Look at the entries below and reproduce them exactly.

[Stored data entries]
--- start ---

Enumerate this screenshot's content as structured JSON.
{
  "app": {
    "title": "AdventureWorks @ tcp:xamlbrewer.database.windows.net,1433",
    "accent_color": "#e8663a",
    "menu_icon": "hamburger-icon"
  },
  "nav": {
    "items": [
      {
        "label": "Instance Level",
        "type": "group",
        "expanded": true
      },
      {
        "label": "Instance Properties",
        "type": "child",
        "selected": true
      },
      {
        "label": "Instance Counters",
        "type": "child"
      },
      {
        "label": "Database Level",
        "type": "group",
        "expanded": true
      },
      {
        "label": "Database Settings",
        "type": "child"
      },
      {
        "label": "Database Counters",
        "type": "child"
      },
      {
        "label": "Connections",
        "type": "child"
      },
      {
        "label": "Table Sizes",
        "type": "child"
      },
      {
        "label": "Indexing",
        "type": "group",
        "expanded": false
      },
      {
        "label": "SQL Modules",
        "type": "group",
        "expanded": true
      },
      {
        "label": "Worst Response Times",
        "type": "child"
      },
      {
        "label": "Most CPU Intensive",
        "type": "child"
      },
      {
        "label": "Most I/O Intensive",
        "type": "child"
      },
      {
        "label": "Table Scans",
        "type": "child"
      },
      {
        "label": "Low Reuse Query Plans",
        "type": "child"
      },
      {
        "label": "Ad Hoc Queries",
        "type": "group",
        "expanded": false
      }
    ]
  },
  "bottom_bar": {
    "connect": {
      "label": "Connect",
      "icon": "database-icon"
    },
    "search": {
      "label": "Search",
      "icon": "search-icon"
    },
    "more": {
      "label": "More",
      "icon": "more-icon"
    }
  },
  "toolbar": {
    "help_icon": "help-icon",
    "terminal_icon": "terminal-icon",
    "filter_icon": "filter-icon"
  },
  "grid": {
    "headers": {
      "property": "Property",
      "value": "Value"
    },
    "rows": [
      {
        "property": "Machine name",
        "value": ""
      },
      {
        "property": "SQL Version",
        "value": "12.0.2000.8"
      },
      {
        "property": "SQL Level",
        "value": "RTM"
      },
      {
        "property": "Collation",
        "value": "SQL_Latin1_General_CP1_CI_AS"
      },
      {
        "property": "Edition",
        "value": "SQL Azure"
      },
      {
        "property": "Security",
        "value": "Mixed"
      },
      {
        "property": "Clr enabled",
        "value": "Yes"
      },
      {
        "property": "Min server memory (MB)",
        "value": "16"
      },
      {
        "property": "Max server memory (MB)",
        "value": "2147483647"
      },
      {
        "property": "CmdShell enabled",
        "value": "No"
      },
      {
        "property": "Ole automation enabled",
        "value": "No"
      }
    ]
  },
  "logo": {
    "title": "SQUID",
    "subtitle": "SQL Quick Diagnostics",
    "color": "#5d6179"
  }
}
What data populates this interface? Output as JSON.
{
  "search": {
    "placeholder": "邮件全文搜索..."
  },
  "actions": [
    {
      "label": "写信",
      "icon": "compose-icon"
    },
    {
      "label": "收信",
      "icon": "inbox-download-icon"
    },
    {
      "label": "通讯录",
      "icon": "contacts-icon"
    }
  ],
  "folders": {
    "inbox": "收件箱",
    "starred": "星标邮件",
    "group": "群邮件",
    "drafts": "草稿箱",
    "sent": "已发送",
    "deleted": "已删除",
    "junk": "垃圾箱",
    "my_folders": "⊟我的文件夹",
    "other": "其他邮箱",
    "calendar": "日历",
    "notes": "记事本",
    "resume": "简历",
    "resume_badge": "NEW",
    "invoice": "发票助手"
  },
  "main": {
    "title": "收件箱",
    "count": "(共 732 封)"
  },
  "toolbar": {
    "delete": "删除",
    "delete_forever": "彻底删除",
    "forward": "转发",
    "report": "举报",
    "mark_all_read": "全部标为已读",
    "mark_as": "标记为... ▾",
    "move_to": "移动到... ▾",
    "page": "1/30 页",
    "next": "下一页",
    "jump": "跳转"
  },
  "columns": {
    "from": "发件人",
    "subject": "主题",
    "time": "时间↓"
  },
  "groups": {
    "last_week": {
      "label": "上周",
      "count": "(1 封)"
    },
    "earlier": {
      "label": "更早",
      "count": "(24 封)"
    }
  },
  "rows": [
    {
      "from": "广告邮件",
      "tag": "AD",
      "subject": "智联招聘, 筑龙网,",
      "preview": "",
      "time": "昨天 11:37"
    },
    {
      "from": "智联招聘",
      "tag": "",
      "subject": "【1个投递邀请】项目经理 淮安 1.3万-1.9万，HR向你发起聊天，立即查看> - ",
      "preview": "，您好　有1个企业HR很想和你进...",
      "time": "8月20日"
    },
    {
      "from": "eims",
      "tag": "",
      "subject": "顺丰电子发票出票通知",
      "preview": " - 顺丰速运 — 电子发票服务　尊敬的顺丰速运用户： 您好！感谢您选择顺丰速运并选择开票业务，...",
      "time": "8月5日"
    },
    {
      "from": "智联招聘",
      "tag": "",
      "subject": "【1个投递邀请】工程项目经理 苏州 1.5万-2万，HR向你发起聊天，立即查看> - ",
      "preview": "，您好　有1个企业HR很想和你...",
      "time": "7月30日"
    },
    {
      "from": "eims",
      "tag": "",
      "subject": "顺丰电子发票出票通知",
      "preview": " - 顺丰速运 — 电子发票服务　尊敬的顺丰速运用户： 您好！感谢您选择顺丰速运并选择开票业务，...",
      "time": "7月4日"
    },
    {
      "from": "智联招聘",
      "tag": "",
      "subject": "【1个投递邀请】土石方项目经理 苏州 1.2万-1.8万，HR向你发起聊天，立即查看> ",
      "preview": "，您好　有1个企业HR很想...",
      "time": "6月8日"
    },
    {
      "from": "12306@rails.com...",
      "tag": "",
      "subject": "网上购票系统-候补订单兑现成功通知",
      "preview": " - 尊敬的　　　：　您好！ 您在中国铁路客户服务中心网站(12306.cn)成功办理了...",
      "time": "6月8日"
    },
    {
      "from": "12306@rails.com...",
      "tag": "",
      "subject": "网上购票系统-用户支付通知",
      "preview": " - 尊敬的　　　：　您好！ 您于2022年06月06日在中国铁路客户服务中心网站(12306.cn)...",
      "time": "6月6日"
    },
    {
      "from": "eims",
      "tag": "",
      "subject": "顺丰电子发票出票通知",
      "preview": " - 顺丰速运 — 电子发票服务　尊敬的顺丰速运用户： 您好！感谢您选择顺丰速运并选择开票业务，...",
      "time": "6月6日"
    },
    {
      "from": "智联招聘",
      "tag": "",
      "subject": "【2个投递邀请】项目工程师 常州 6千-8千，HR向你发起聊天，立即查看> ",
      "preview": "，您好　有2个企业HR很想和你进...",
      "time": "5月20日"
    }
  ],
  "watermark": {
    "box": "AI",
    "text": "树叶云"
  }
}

--- end ---

Task solution:
Enumerate this screenshot's content as structured JSON.
{
  "app": {
    "title": "AdventureWorks @ tcp:xamlbrewer.database.windows.net,1433",
    "accent_color": "#e8663a",
    "menu_icon": "hamburger-icon"
  },
  "nav": {
    "items": [
      {
        "label": "Instance Level",
        "type": "group",
        "expanded": true
      },
      {
        "label": "Instance Properties",
        "type": "child",
        "selected": true
      },
      {
        "label": "Instance Counters",
        "type": "child"
      },
      {
        "label": "Database Level",
        "type": "group",
        "expanded": true
      },
      {
        "label": "Database Settings",
        "type": "child"
      },
      {
        "label": "Database Counters",
        "type": "child"
      },
      {
        "label": "Connections",
        "type": "child"
      },
      {
        "label": "Table Sizes",
        "type": "child"
      },
      {
        "label": "Indexing",
        "type": "group",
        "expanded": false
      },
      {
        "label": "SQL Modules",
        "type": "group",
        "expanded": true
      },
      {
        "label": "Worst Response Times",
        "type": "child"
      },
      {
        "label": "Most CPU Intensive",
        "type": "child"
      },
      {
        "label": "Most I/O Intensive",
        "type": "child"
      },
      {
        "label": "Table Scans",
        "type": "child"
      },
      {
        "label": "Low Reuse Query Plans",
        "type": "child"
      },
      {
        "label": "Ad Hoc Queries",
        "type": "group",
        "expanded": false
      }
    ]
  },
  "bottom_bar": {
    "connect": {
      "label": "Connect",
      "icon": "database-icon"
    },
    "search": {
      "label": "Search",
      "icon": "search-icon"
    },
    "more": {
      "label": "More",
      "icon": "more-icon"
    }
  },
  "toolbar": {
    "help_icon": "help-icon",
    "terminal_icon": "terminal-icon",
    "filter_icon": "filter-icon"
  },
  "grid": {
    "headers": {
      "property": "Property",
      "value": "Value"
    },
    "rows": [
      {
        "property": "Machine name",
        "value": ""
      },
      {
        "property": "SQL Version",
        "value": "12.0.2000.8"
      },
      {
        "property": "SQL Level",
        "value": "RTM"
      },
      {
        "property": "Collation",
        "value": "SQL_Latin1_General_CP1_CI_AS"
      },
      {
        "property": "Edition",
        "value": "SQL Azure"
      },
      {
        "property": "Security",
        "value": "Mixed"
      },
      {
        "property": "Clr enabled",
        "value": "Yes"
      },
      {
        "property": "Min server memory (MB)",
        "value": "16"
      },
      {
        "property": "Max server memory (MB)",
        "value": "2147483647"
      },
      {
        "property": "CmdShell enabled",
        "value": "No"
      },
      {
        "property": "Ole automation enabled",
        "value": "No"
      }
    ]
  },
  "logo": {
    "title": "SQUID",
    "subtitle": "SQL Quick Diagnostics",
    "color": "#5d6179"
  }
}
What data populates this interface? Output as JSON.
{
  "search": {
    "placeholder": "邮件全文搜索..."
  },
  "actions": [
    {
      "label": "写信",
      "icon": "compose-icon"
    },
    {
      "label": "收信",
      "icon": "inbox-download-icon"
    },
    {
      "label": "通讯录",
      "icon": "contacts-icon"
    }
  ],
  "folders": {
    "inbox": "收件箱",
    "starred": "星标邮件",
    "group": "群邮件",
    "drafts": "草稿箱",
    "sent": "已发送",
    "deleted": "已删除",
    "junk": "垃圾箱",
    "my_folders": "⊟我的文件夹",
    "other": "其他邮箱",
    "calendar": "日历",
    "notes": "记事本",
    "resume": "简历",
    "resume_badge": "NEW",
    "invoice": "发票助手"
  },
  "main": {
    "title": "收件箱",
    "count": "(共 732 封)"
  },
  "toolbar": {
    "delete": "删除",
    "delete_forever": "彻底删除",
    "forward": "转发",
    "report": "举报",
    "mark_all_read": "全部标为已读",
    "mark_as": "标记为... ▾",
    "move_to": "移动到... ▾",
    "page": "1/30 页",
    "next": "下一页",
    "jump": "跳转"
  },
  "columns": {
    "from": "发件人",
    "subject": "主题",
    "time": "时间↓"
  },
  "groups": {
    "last_week": {
      "label": "上周",
      "count": "(1 封)"
    },
    "earlier": {
      "label": "更早",
      "count": "(24 封)"
    }
  },
  "rows": [
    {
      "from": "广告邮件",
      "tag": "AD",
      "subject": "智联招聘, 筑龙网,",
      "preview": "",
      "time": "昨天 11:37"
    },
    {
      "from": "智联招聘",
      "tag": "",
      "subject": "【1个投递邀请】项目经理 淮安 1.3万-1.9万，HR向你发起聊天，立即查看> - ",
      "preview": "，您好　有1个企业HR很想和你进...",
      "time": "8月20日"
    },
    {
      "from": "eims",
      "tag": "",
      "subject": "顺丰电子发票出票通知",
      "preview": " - 顺丰速运 — 电子发票服务　尊敬的顺丰速运用户： 您好！感谢您选择顺丰速运并选择开票业务，...",
      "time": "8月5日"
    },
    {
      "from": "智联招聘",
      "tag": "",
      "subject": "【1个投递邀请】工程项目经理 苏州 1.5万-2万，HR向你发起聊天，立即查看> - ",
      "preview": "，您好　有1个企业HR很想和你...",
      "time": "7月30日"
    },
    {
      "from": "eims",
      "tag": "",
      "subject": "顺丰电子发票出票通知",
      "preview": " - 顺丰速运 — 电子发票服务　尊敬的顺丰速运用户： 您好！感谢您选择顺丰速运并选择开票业务，...",
      "time": "7月4日"
    },
    {
      "from": "智联招聘",
      "tag": "",
      "subject": "【1个投递邀请】土石方项目经理 苏州 1.2万-1.8万，HR向你发起聊天，立即查看> ",
      "preview": "，您好　有1个企业HR很想...",
      "time": "6月8日"
    },
    {
      "from": "12306@rails.com...",
      "tag": "",
      "subject": "网上购票系统-候补订单兑现成功通知",
      "preview": " - 尊敬的　　　：　您好！ 您在中国铁路客户服务中心网站(12306.cn)成功办理了...",
      "time": "6月8日"
    },
    {
      "from": "12306@rails.com...",
      "tag": "",
      "subject": "网上购票系统-用户支付通知",
      "preview": " - 尊敬的　　　：　您好！ 您于2022年06月06日在中国铁路客户服务中心网站(12306.cn)...",
      "time": "6月6日"
    },
    {
      "from": "eims",
      "tag": "",
      "subject": "顺丰电子发票出票通知",
      "preview": " - 顺丰速运 — 电子发票服务　尊敬的顺丰速运用户： 您好！感谢您选择顺丰速运并选择开票业务，...",
      "time": "6月6日"
    },
    {
      "from": "智联招聘",
      "tag": "",
      "subject": "【2个投递邀请】项目工程师 常州 6千-8千，HR向你发起聊天，立即查看> ",
      "preview": "，您好　有2个企业HR很想和你进...",
      "time": "5月20日"
    }
  ],
  "watermark": {
    "box": "AI",
    "text": "树叶云"
  }
}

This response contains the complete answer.